▶ **What you are asked to do**:
Transcribe every entry word for word, leaving out all images.

▶ **Records supplied**:
▼▼▼
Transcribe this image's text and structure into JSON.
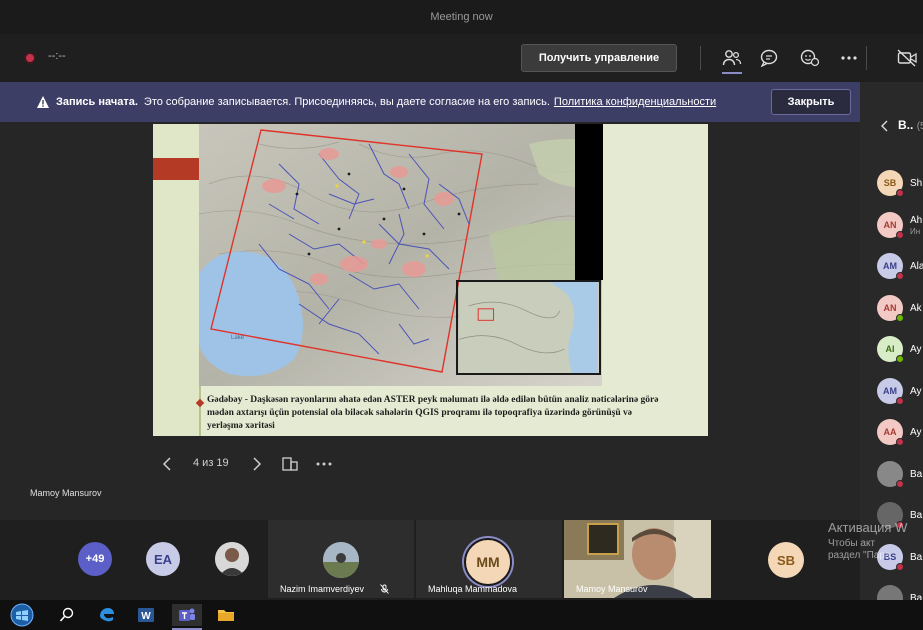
{
  "window": {
    "title": "Meeting now"
  },
  "controls": {
    "timer": "--:--",
    "take_control": "Получить управление"
  },
  "banner": {
    "title": "Запись начата.",
    "text": "Это собрание записывается. Присоединяясь, вы даете согласие на его запись.",
    "link": "Политика конфиденциальности",
    "close": "Закрыть"
  },
  "slide": {
    "caption": "Gədəbəy - Daşkəsən rayonlarını əhatə edən ASTER peyk məlumatı ilə əldə edilən bütün analiz nəticələrinə görə mədən axtarışı üçün potensial ola biləcək sahələrin QGIS proqramı ilə topoqrafiya üzərində görünüşü və yerləşmə xəritəsi",
    "map_label": "Lake"
  },
  "pager": {
    "page": "4 из 19"
  },
  "presenter": {
    "name": "Mamoy Mansurov"
  },
  "strip": {
    "overflow": "+49",
    "ea": "EA",
    "tiles": [
      {
        "name": "Nazim Imamverdiyev"
      },
      {
        "initials": "MM",
        "name": "Mahluqa Mammadova"
      },
      {
        "name": "Mamoy Mansurov"
      },
      {
        "initials": "SB"
      }
    ]
  },
  "panel": {
    "title": "В..",
    "count": "(5",
    "participants": [
      {
        "initials": "SB",
        "name": "Sh",
        "sub": "",
        "color": "#f3d7b6",
        "fg": "#8a5a1a",
        "status": "#c4314b"
      },
      {
        "initials": "AN",
        "name": "Ah",
        "sub": "Ин",
        "color": "#f2c9c5",
        "fg": "#a43b32",
        "status": "#c4314b"
      },
      {
        "initials": "AM",
        "name": "Ala",
        "sub": "",
        "color": "#c8cbe8",
        "fg": "#3a3f8a",
        "status": "#c4314b"
      },
      {
        "initials": "AN",
        "name": "Ak",
        "sub": "",
        "color": "#f2c9c5",
        "fg": "#a43b32",
        "status": "#6bb700"
      },
      {
        "initials": "AI",
        "name": "Ay",
        "sub": "",
        "color": "#d9ecc8",
        "fg": "#3f6b1a",
        "status": "#6bb700"
      },
      {
        "initials": "AM",
        "name": "Ay",
        "sub": "",
        "color": "#c8cbe8",
        "fg": "#3a3f8a",
        "status": "#c4314b"
      },
      {
        "initials": "AA",
        "name": "Ay",
        "sub": "",
        "color": "#f2c9c5",
        "fg": "#a43b32",
        "status": "#c4314b"
      },
      {
        "initials": "",
        "name": "Ba",
        "sub": "",
        "color": "#888888",
        "fg": "#ffffff",
        "status": "#c4314b"
      },
      {
        "initials": "",
        "name": "Ba",
        "sub": "",
        "color": "#666666",
        "fg": "#ffffff",
        "status": "#c4314b"
      },
      {
        "initials": "BS",
        "name": "Ba",
        "sub": "",
        "color": "#c8cbe8",
        "fg": "#3a3f8a",
        "status": "#c4314b"
      },
      {
        "initials": "",
        "name": "Ba",
        "sub": "",
        "color": "#777777",
        "fg": "#ffffff",
        "status": "#c4314b"
      }
    ]
  },
  "watermark": {
    "line1": "Активация W",
    "line2": "Чтобы акт",
    "line3": "раздел \"Пара"
  }
}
▲▲▲
▶ **Answer to this problem**:
Transcribe this image's text and structure into JSON.
{
  "window": {
    "title": "Meeting now"
  },
  "controls": {
    "timer": "--:--",
    "take_control": "Получить управление"
  },
  "banner": {
    "title": "Запись начата.",
    "text": "Это собрание записывается. Присоединяясь, вы даете согласие на его запись.",
    "link": "Политика конфиденциальности",
    "close": "Закрыть"
  },
  "slide": {
    "caption": "Gədəbəy - Daşkəsən rayonlarını əhatə edən ASTER peyk məlumatı ilə əldə edilən bütün analiz nəticələrinə görə mədən axtarışı üçün potensial ola biləcək sahələrin QGIS proqramı ilə topoqrafiya üzərində görünüşü və yerləşmə xəritəsi",
    "map_label": "Lake"
  },
  "pager": {
    "page": "4 из 19"
  },
  "presenter": {
    "name": "Mamoy Mansurov"
  },
  "strip": {
    "overflow": "+49",
    "ea": "EA",
    "tiles": [
      {
        "name": "Nazim Imamverdiyev"
      },
      {
        "initials": "MM",
        "name": "Mahluqa Mammadova"
      },
      {
        "name": "Mamoy Mansurov"
      },
      {
        "initials": "SB"
      }
    ]
  },
  "panel": {
    "title": "В..",
    "count": "(5",
    "participants": [
      {
        "initials": "SB",
        "name": "Sh",
        "sub": "",
        "color": "#f3d7b6",
        "fg": "#8a5a1a",
        "status": "#c4314b"
      },
      {
        "initials": "AN",
        "name": "Ah",
        "sub": "Ин",
        "color": "#f2c9c5",
        "fg": "#a43b32",
        "status": "#c4314b"
      },
      {
        "initials": "AM",
        "name": "Ala",
        "sub": "",
        "color": "#c8cbe8",
        "fg": "#3a3f8a",
        "status": "#c4314b"
      },
      {
        "initials": "AN",
        "name": "Ak",
        "sub": "",
        "color": "#f2c9c5",
        "fg": "#a43b32",
        "status": "#6bb700"
      },
      {
        "initials": "AI",
        "name": "Ay",
        "sub": "",
        "color": "#d9ecc8",
        "fg": "#3f6b1a",
        "status": "#6bb700"
      },
      {
        "initials": "AM",
        "name": "Ay",
        "sub": "",
        "color": "#c8cbe8",
        "fg": "#3a3f8a",
        "status": "#c4314b"
      },
      {
        "initials": "AA",
        "name": "Ay",
        "sub": "",
        "color": "#f2c9c5",
        "fg": "#a43b32",
        "status": "#c4314b"
      },
      {
        "initials": "",
        "name": "Ba",
        "sub": "",
        "color": "#888888",
        "fg": "#ffffff",
        "status": "#c4314b"
      },
      {
        "initials": "",
        "name": "Ba",
        "sub": "",
        "color": "#666666",
        "fg": "#ffffff",
        "status": "#c4314b"
      },
      {
        "initials": "BS",
        "name": "Ba",
        "sub": "",
        "color": "#c8cbe8",
        "fg": "#3a3f8a",
        "status": "#c4314b"
      },
      {
        "initials": "",
        "name": "Ba",
        "sub": "",
        "color": "#777777",
        "fg": "#ffffff",
        "status": "#c4314b"
      }
    ]
  },
  "watermark": {
    "line1": "Активация W",
    "line2": "Чтобы акт",
    "line3": "раздел \"Пара"
  }
}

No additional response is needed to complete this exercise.